■ **Problem statement**
Repeat every line exactly, keeping the pictures out of the copy.
-- Start Source records --
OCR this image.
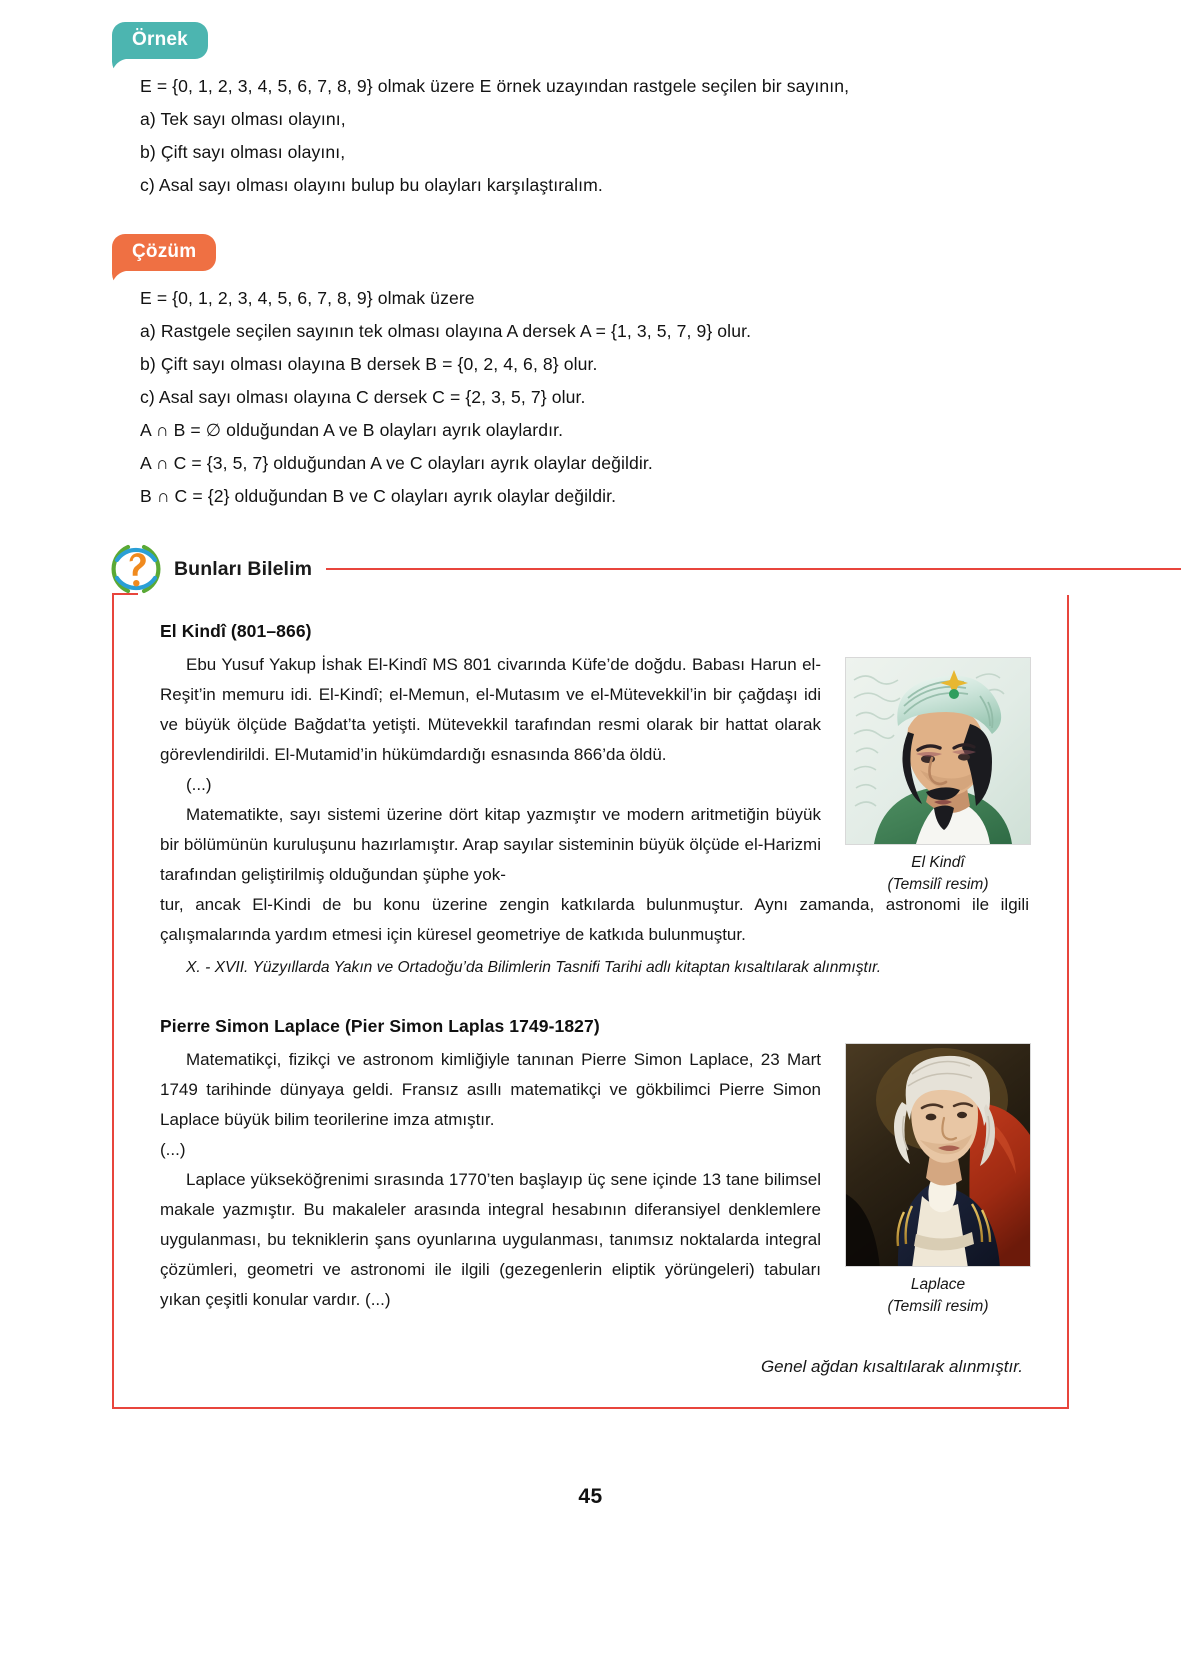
Örnek
E = {0, 1, 2, 3, 4, 5, 6, 7, 8, 9} olmak üzere E örnek uzayından rastgele seçilen bir sayının,
a) Tek sayı olması olayını,
b) Çift sayı olması olayını,
c) Asal sayı olması olayını bulup bu olayları karşılaştıralım.
Çözüm
E = {0, 1, 2, 3, 4, 5, 6, 7, 8, 9} olmak üzere
a) Rastgele seçilen sayının tek olması olayına A dersek A = {1, 3, 5, 7, 9} olur.
b) Çift sayı olması olayına B dersek B = {0, 2, 4, 6, 8} olur.
c) Asal sayı olması olayına C dersek C = {2, 3, 5, 7} olur.
A ∩ B = ∅ olduğundan A ve B olayları ayrık olaylardır.
A ∩ C = {3, 5, 7} olduğundan A ve C olayları ayrık olaylar değildir.
B ∩ C = {2} olduğundan B ve C olayları ayrık olaylar değildir.
Bunları Bilelim
El Kindî
(Temsilî resim)
Laplace
(Temsilî resim)
El Kindî (801–866)

Ebu Yusuf Yakup İshak El-Kindî MS 801 civarında Küfe’de doğdu. Babası Harun el-Reşit’in memuru idi. El-Kindî; el-Memun, el-Mutasım ve el-Mütevekkil’in bir çağdaşı idi ve büyük ölçüde Bağdat’ta yetişti. Mütevekkil tarafından resmi olarak bir hattat olarak görevlendirildi. El-Mutamid’in hükümdardığı esnasında 866’da öldü.

(...)

Matematikte, sayı sistemi üzerine dört kitap yazmıştır ve modern aritmetiğin büyük bir bölümünün kuruluşunu hazırlamıştır. Arap sayılar sisteminin büyük ölçüde el-Harizmi tarafından geliştirilmiş olduğundan şüphe yok-

tur, ancak El-Kindi de bu konu üzerine zengin katkılarda bulunmuştur. Aynı zamanda, astronomi ile ilgili çalışmalarında yardım etmesi için küresel geometriye de katkıda bulunmuştur.

X. - XVII. Yüzyıllarda Yakın ve Ortadoğu’da Bilimlerin Tasnifi Tarihi adlı kitaptan kısaltılarak alınmıştır.

Pierre Simon Laplace (Pier Simon Laplas 1749-1827)

Matematikçi, fizikçi ve astronom kimliğiyle tanınan Pierre Simon Laplace, 23 Mart 1749 tarihinde dünyaya geldi. Fransız asıllı matematikçi ve gökbilimci Pierre Simon Laplace büyük bilim teorilerine imza atmıştır.

(...)

Laplace yükseköğrenimi sırasında 1770’ten başlayıp üç sene içinde 13 tane bilimsel makale yazmıştır. Bu makaleler arasında integral hesabının diferansiyel denklemlere uygulanması, bu tekniklerin şans oyunlarına uygulanması, tanımsız noktalarda integral çözümleri, geometri ve astronomi ile ilgili (gezegenlerin eliptik yörüngeleri) tabuları yıkan çeşitli konular vardır. (...)

Genel ağdan kısaltılarak alınmıştır.

45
-- End Source records --
■ **Response to the exercise**
OCR this image.
Örnek
E = {0, 1, 2, 3, 4, 5, 6, 7, 8, 9} olmak üzere E örnek uzayından rastgele seçilen bir sayının,
a) Tek sayı olması olayını,
b) Çift sayı olması olayını,
c) Asal sayı olması olayını bulup bu olayları karşılaştıralım.
Çözüm
E = {0, 1, 2, 3, 4, 5, 6, 7, 8, 9} olmak üzere
a) Rastgele seçilen sayının tek olması olayına A dersek A = {1, 3, 5, 7, 9} olur.
b) Çift sayı olması olayına B dersek B = {0, 2, 4, 6, 8} olur.
c) Asal sayı olması olayına C dersek C = {2, 3, 5, 7} olur.
A ∩ B = ∅ olduğundan A ve B olayları ayrık olaylardır.
A ∩ C = {3, 5, 7} olduğundan A ve C olayları ayrık olaylar değildir.
B ∩ C = {2} olduğundan B ve C olayları ayrık olaylar değildir.
Bunları Bilelim
El Kindî
(Temsilî resim)
Laplace
(Temsilî resim)
El Kindî (801–866)

Ebu Yusuf Yakup İshak El-Kindî MS 801 civarında Küfe’de doğdu. Babası Harun el-Reşit’in memuru idi. El-Kindî; el-Memun, el-Mutasım ve el-Mütevekkil’in bir çağdaşı idi ve büyük ölçüde Bağdat’ta yetişti. Mütevekkil tarafından resmi olarak bir hattat olarak görevlendirildi. El-Mutamid’in hükümdardığı esnasında 866’da öldü.

(...)

Matematikte, sayı sistemi üzerine dört kitap yazmıştır ve modern aritmetiğin büyük bir bölümünün kuruluşunu hazırlamıştır. Arap sayılar sisteminin büyük ölçüde el-Harizmi tarafından geliştirilmiş olduğundan şüphe yok-

tur, ancak El-Kindi de bu konu üzerine zengin katkılarda bulunmuştur. Aynı zamanda, astronomi ile ilgili çalışmalarında yardım etmesi için küresel geometriye de katkıda bulunmuştur.

X. - XVII. Yüzyıllarda Yakın ve Ortadoğu’da Bilimlerin Tasnifi Tarihi adlı kitaptan kısaltılarak alınmıştır.

Pierre Simon Laplace (Pier Simon Laplas 1749-1827)

Matematikçi, fizikçi ve astronom kimliğiyle tanınan Pierre Simon Laplace, 23 Mart 1749 tarihinde dünyaya geldi. Fransız asıllı matematikçi ve gökbilimci Pierre Simon Laplace büyük bilim teorilerine imza atmıştır.

(...)

Laplace yükseköğrenimi sırasında 1770’ten başlayıp üç sene içinde 13 tane bilimsel makale yazmıştır. Bu makaleler arasında integral hesabının diferansiyel denklemlere uygulanması, bu tekniklerin şans oyunlarına uygulanması, tanımsız noktalarda integral çözümleri, geometri ve astronomi ile ilgili (gezegenlerin eliptik yörüngeleri) tabuları yıkan çeşitli konular vardır. (...)

Genel ağdan kısaltılarak alınmıştır.

45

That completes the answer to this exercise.